(Data excerpts)
* Begin *
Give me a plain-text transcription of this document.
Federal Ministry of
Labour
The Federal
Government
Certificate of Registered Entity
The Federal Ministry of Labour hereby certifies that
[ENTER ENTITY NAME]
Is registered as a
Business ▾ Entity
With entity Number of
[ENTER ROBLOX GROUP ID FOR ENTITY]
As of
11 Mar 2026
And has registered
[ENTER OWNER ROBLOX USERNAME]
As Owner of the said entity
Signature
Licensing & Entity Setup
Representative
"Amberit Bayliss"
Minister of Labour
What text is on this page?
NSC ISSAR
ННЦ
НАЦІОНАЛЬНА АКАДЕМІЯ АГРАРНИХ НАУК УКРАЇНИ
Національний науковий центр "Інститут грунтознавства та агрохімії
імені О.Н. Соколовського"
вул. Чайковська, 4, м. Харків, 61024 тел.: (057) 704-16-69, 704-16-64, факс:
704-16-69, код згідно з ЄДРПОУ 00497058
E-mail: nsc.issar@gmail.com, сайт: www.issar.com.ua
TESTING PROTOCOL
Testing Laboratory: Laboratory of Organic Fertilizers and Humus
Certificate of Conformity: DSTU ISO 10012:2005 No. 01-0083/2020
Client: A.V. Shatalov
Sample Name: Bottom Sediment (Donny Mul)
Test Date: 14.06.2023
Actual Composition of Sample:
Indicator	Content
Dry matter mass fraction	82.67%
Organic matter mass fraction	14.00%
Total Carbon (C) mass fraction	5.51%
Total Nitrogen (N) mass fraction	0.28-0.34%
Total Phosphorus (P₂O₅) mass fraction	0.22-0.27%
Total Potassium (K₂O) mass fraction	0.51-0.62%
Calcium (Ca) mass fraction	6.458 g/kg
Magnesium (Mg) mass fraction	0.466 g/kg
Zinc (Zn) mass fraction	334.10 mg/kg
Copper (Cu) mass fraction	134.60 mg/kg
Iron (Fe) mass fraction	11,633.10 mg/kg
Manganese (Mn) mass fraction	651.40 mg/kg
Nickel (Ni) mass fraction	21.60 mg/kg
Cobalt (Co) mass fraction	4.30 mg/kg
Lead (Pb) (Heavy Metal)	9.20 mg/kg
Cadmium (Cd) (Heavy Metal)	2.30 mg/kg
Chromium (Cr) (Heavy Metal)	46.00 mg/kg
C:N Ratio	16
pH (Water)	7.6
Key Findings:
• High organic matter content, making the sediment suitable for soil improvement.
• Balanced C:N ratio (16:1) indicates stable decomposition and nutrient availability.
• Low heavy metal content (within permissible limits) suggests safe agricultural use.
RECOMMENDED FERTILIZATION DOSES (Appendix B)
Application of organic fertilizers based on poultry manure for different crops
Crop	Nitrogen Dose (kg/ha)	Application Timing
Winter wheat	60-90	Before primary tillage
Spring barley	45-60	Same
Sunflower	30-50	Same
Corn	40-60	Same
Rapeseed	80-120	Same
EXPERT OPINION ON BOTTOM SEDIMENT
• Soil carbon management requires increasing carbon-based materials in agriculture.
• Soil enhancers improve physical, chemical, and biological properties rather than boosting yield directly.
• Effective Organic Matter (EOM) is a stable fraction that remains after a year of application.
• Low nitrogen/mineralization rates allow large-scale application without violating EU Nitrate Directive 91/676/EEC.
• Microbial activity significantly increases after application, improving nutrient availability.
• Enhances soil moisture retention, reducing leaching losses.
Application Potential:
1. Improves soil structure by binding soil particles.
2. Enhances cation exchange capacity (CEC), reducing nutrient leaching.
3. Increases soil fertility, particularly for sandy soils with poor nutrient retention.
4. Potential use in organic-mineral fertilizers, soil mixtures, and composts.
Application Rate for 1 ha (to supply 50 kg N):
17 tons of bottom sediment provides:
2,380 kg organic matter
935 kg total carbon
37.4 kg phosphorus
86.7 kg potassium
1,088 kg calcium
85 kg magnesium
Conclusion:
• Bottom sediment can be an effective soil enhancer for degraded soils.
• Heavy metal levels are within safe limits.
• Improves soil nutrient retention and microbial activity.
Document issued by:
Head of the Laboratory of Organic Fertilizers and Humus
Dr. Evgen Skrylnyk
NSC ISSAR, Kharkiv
* End *
- **STATED EXERCISE**
Sift the material for lines with the string "after". Copy each one found.

- **ANSWER**
• Effective Organic Matter (EOM) is a stable fraction that remains after a year of application.
• Microbial activity significantly increases after application, improving nutrient availability.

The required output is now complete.